Your objective:
Below is a block of records; return all of them exactly, but without the images.

** START OF Record excerpts **

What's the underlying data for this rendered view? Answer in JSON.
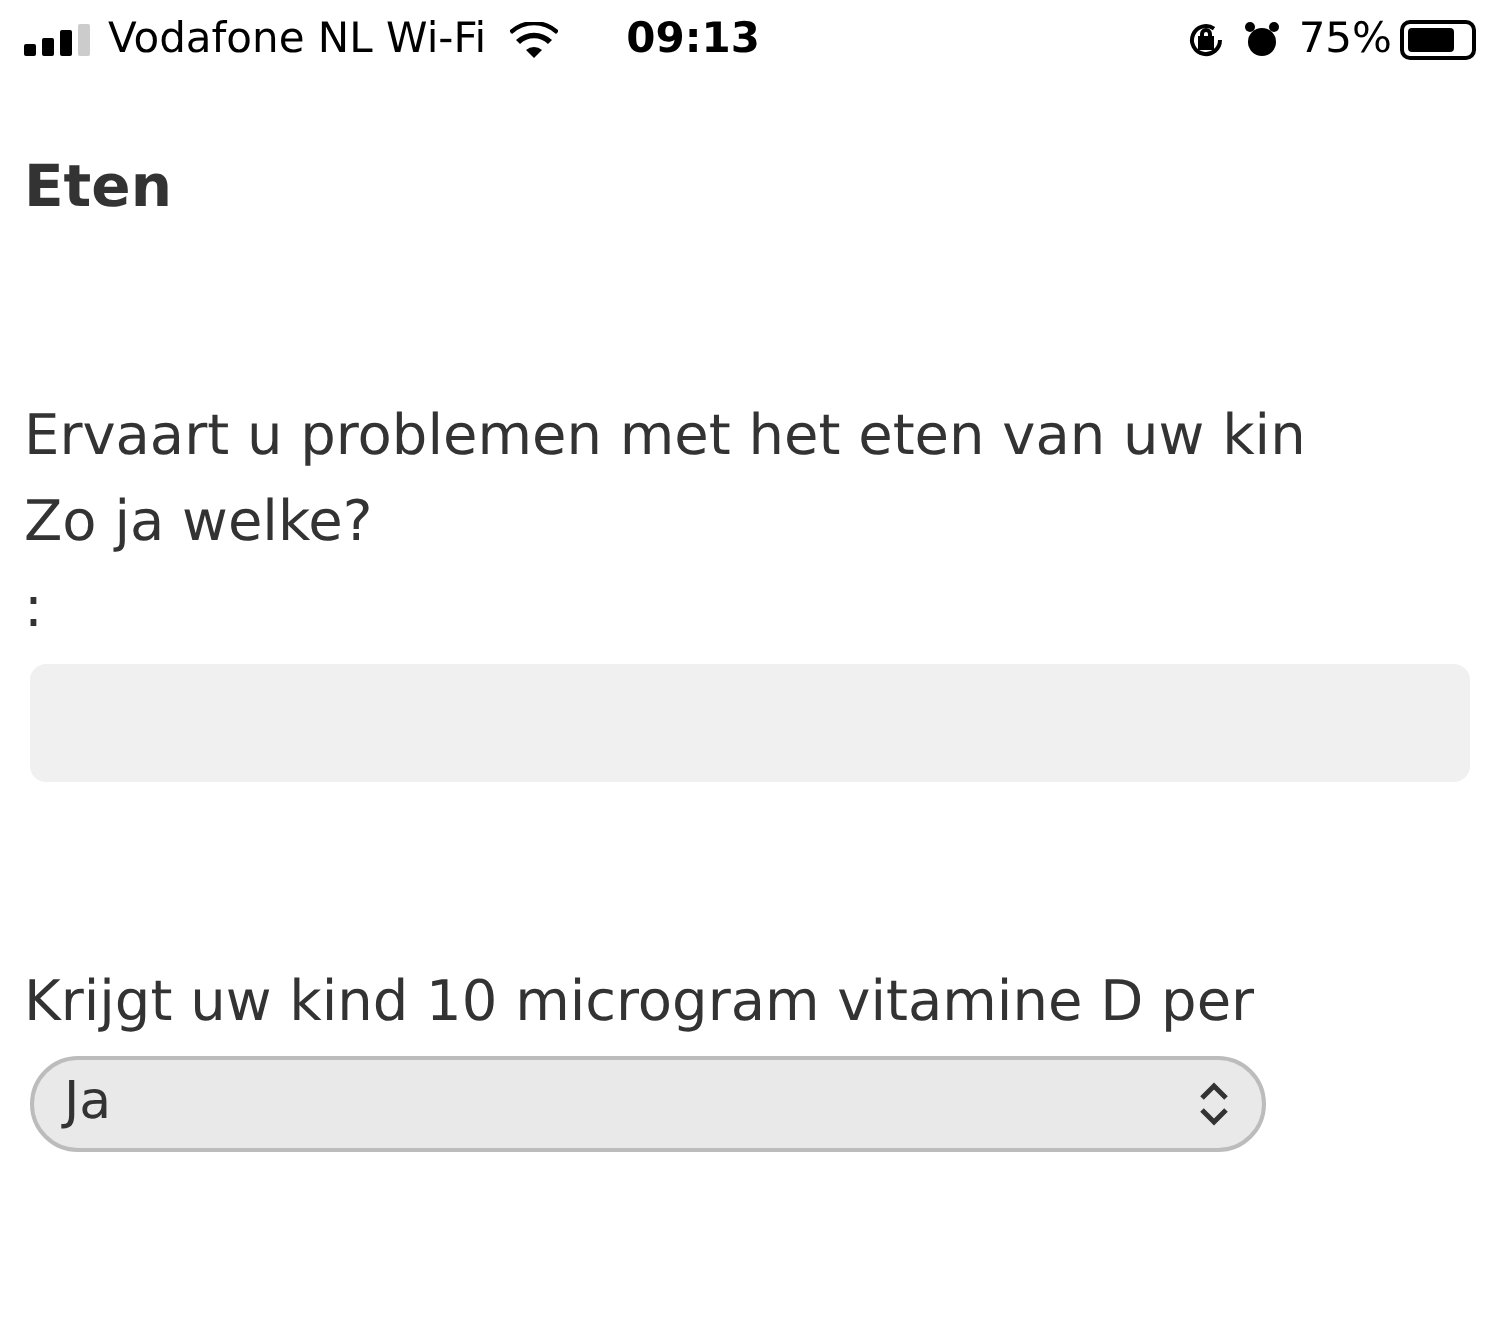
{
  "status_bar": {
    "carrier": "Vodafone NL Wi-Fi",
    "time": "09:13",
    "battery": "75%"
  },
  "title": "Eten",
  "questions": [
    {
      "kind": "text",
      "label_lines": [
        "Ervaart u problemen met het eten van uw kin",
        "Zo ja welke?",
        ":"
      ]
    },
    {
      "kind": "select",
      "label_lines": [
        "Krijgt uw kind 10 microgram vitamine D per"
      ],
      "value": "Ja"
    }
  ]
}
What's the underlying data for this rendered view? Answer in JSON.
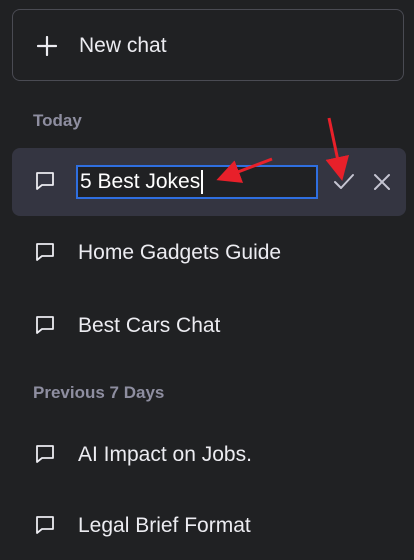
{
  "new_chat": {
    "label": "New chat",
    "icon": "plus-icon"
  },
  "sections": [
    {
      "title": "Today",
      "items": [
        {
          "title": "5 Best Jokes",
          "editing": true,
          "icon": "chat-bubble-icon"
        },
        {
          "title": "Home Gadgets Guide",
          "icon": "chat-bubble-icon"
        },
        {
          "title": "Best Cars Chat",
          "icon": "chat-bubble-icon"
        }
      ]
    },
    {
      "title": "Previous 7 Days",
      "items": [
        {
          "title": "AI Impact on Jobs.",
          "icon": "chat-bubble-icon"
        },
        {
          "title": "Legal Brief Format",
          "icon": "chat-bubble-icon"
        }
      ]
    }
  ],
  "edit_actions": {
    "confirm_icon": "check-icon",
    "cancel_icon": "close-icon"
  },
  "colors": {
    "background": "#202123",
    "active_row": "#343541",
    "input_border": "#2f6fe0",
    "annotation_arrow": "#e8202a",
    "section_title": "#8e8ea0"
  }
}
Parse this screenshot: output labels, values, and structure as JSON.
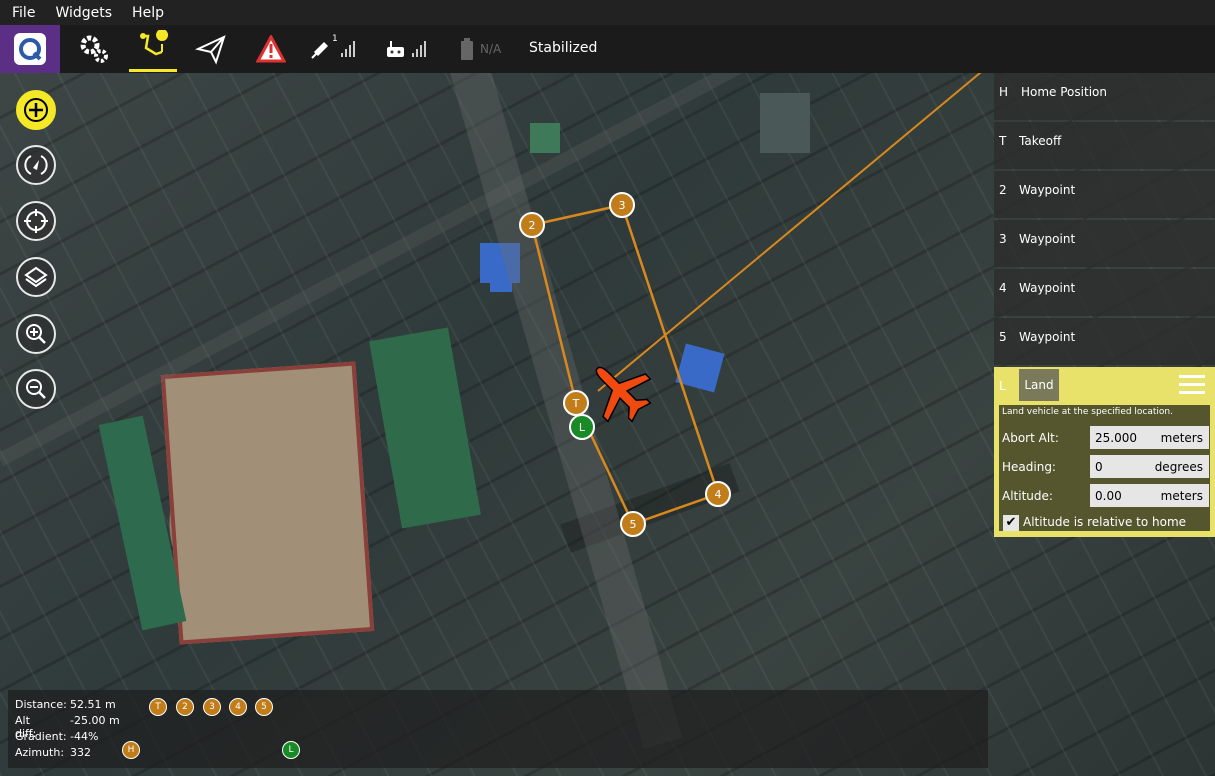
{
  "menu": {
    "items": [
      "File",
      "Widgets",
      "Help"
    ]
  },
  "toolbar": {
    "gps_count": "1",
    "battery_text": "N/A",
    "flight_mode": "Stabilized"
  },
  "map_markers": {
    "home": "H",
    "takeoff": "T",
    "land": "L",
    "waypoints": [
      "2",
      "3",
      "4",
      "5"
    ]
  },
  "mission": {
    "items": [
      {
        "num": "H",
        "label": "Home Position"
      },
      {
        "num": "T",
        "label": "Takeoff"
      },
      {
        "num": "2",
        "label": "Waypoint"
      },
      {
        "num": "3",
        "label": "Waypoint"
      },
      {
        "num": "4",
        "label": "Waypoint"
      },
      {
        "num": "5",
        "label": "Waypoint"
      }
    ],
    "selected": {
      "num": "L",
      "label": "Land",
      "description": "Land vehicle at the specified location.",
      "fields": [
        {
          "label": "Abort Alt:",
          "value": "25.000",
          "unit": "meters"
        },
        {
          "label": "Heading:",
          "value": "0",
          "unit": "degrees"
        },
        {
          "label": "Altitude:",
          "value": "0.00",
          "unit": "meters"
        }
      ],
      "checkbox_label": "Altitude is relative to home",
      "checkbox_checked": true
    }
  },
  "stats": {
    "rows": [
      {
        "key": "Distance:",
        "value": "52.51 m"
      },
      {
        "key": "Alt diff:",
        "value": "-25.00 m"
      },
      {
        "key": "Gradient:",
        "value": "-44%"
      },
      {
        "key": "Azimuth:",
        "value": "332"
      }
    ],
    "markers": [
      "T",
      "2",
      "3",
      "4",
      "5"
    ],
    "home_marker": "H",
    "land_marker": "L"
  },
  "colors": {
    "accent_yellow": "#f4e827",
    "waypoint_orange": "#c27d1b",
    "land_green": "#198a26",
    "vehicle_red": "#f04a10",
    "logo_purple": "#5b2f85"
  }
}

** END OF Record excerpts **

Solution to the problem:
What's the underlying data for this rendered view? Answer in JSON.
{
  "status_bar": {
    "carrier": "Vodafone NL Wi-Fi",
    "time": "09:13",
    "battery": "75%"
  },
  "title": "Eten",
  "questions": [
    {
      "kind": "text",
      "label_lines": [
        "Ervaart u problemen met het eten van uw kin",
        "Zo ja welke?",
        ":"
      ]
    },
    {
      "kind": "select",
      "label_lines": [
        "Krijgt uw kind 10 microgram vitamine D per"
      ],
      "value": "Ja"
    }
  ]
}
What's the underlying data for this rendered view? Answer in JSON.
{
  "new_chat": {
    "label": "New chat",
    "icon": "plus-icon"
  },
  "sections": [
    {
      "title": "Today",
      "items": [
        {
          "title": "5 Best Jokes",
          "editing": true,
          "icon": "chat-bubble-icon"
        },
        {
          "title": "Home Gadgets Guide",
          "icon": "chat-bubble-icon"
        },
        {
          "title": "Best Cars Chat",
          "icon": "chat-bubble-icon"
        }
      ]
    },
    {
      "title": "Previous 7 Days",
      "items": [
        {
          "title": "AI Impact on Jobs.",
          "icon": "chat-bubble-icon"
        },
        {
          "title": "Legal Brief Format",
          "icon": "chat-bubble-icon"
        }
      ]
    }
  ],
  "edit_actions": {
    "confirm_icon": "check-icon",
    "cancel_icon": "close-icon"
  },
  "colors": {
    "background": "#202123",
    "active_row": "#343541",
    "input_border": "#2f6fe0",
    "annotation_arrow": "#e8202a",
    "section_title": "#8e8ea0"
  }
}
Parse this screenshot: output labels, values, and structure as JSON.
{
  "menu": {
    "items": [
      "File",
      "Widgets",
      "Help"
    ]
  },
  "toolbar": {
    "gps_count": "1",
    "battery_text": "N/A",
    "flight_mode": "Stabilized"
  },
  "map_markers": {
    "home": "H",
    "takeoff": "T",
    "land": "L",
    "waypoints": [
      "2",
      "3",
      "4",
      "5"
    ]
  },
  "mission": {
    "items": [
      {
        "num": "H",
        "label": "Home Position"
      },
      {
        "num": "T",
        "label": "Takeoff"
      },
      {
        "num": "2",
        "label": "Waypoint"
      },
      {
        "num": "3",
        "label": "Waypoint"
      },
      {
        "num": "4",
        "label": "Waypoint"
      },
      {
        "num": "5",
        "label": "Waypoint"
      }
    ],
    "selected": {
      "num": "L",
      "label": "Land",
      "description": "Land vehicle at the specified location.",
      "fields": [
        {
          "label": "Abort Alt:",
          "value": "25.000",
          "unit": "meters"
        },
        {
          "label": "Heading:",
          "value": "0",
          "unit": "degrees"
        },
        {
          "label": "Altitude:",
          "value": "0.00",
          "unit": "meters"
        }
      ],
      "checkbox_label": "Altitude is relative to home",
      "checkbox_checked": true
    }
  },
  "stats": {
    "rows": [
      {
        "key": "Distance:",
        "value": "52.51 m"
      },
      {
        "key": "Alt diff:",
        "value": "-25.00 m"
      },
      {
        "key": "Gradient:",
        "value": "-44%"
      },
      {
        "key": "Azimuth:",
        "value": "332"
      }
    ],
    "markers": [
      "T",
      "2",
      "3",
      "4",
      "5"
    ],
    "home_marker": "H",
    "land_marker": "L"
  },
  "colors": {
    "accent_yellow": "#f4e827",
    "waypoint_orange": "#c27d1b",
    "land_green": "#198a26",
    "vehicle_red": "#f04a10",
    "logo_purple": "#5b2f85"
  }
}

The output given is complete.